→ **GOAL**
Retype each record shown below, leaving every character as it is.

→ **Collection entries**
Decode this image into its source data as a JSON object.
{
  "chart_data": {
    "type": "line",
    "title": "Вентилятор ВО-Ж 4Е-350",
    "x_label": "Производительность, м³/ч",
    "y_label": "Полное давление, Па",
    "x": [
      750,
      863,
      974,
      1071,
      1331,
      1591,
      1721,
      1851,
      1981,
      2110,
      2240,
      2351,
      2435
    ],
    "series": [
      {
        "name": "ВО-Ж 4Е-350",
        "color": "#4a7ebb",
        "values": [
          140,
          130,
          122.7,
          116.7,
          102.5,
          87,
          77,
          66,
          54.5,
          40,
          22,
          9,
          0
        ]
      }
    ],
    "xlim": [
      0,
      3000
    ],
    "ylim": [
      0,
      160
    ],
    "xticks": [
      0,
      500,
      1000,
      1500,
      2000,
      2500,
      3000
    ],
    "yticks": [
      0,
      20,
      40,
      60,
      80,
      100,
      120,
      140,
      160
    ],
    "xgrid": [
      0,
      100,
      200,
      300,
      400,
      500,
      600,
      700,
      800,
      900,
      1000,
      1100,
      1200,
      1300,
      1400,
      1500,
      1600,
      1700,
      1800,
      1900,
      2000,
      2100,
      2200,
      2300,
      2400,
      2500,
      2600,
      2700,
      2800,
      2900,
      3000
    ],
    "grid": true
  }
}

→ **RESULT OF THE EXERCISE**
Decode this image into its source data as a JSON object.
{
  "chart_data": {
    "type": "line",
    "title": "Вентилятор ВО-Ж 4Е-350",
    "x_label": "Производительность, м³/ч",
    "y_label": "Полное давление, Па",
    "x": [
      750,
      863,
      974,
      1071,
      1331,
      1591,
      1721,
      1851,
      1981,
      2110,
      2240,
      2351,
      2435
    ],
    "series": [
      {
        "name": "ВО-Ж 4Е-350",
        "color": "#4a7ebb",
        "values": [
          140,
          130,
          122.7,
          116.7,
          102.5,
          87,
          77,
          66,
          54.5,
          40,
          22,
          9,
          0
        ]
      }
    ],
    "xlim": [
      0,
      3000
    ],
    "ylim": [
      0,
      160
    ],
    "xticks": [
      0,
      500,
      1000,
      1500,
      2000,
      2500,
      3000
    ],
    "yticks": [
      0,
      20,
      40,
      60,
      80,
      100,
      120,
      140,
      160
    ],
    "xgrid": [
      0,
      100,
      200,
      300,
      400,
      500,
      600,
      700,
      800,
      900,
      1000,
      1100,
      1200,
      1300,
      1400,
      1500,
      1600,
      1700,
      1800,
      1900,
      2000,
      2100,
      2200,
      2300,
      2400,
      2500,
      2600,
      2700,
      2800,
      2900,
      3000
    ],
    "grid": true
  }
}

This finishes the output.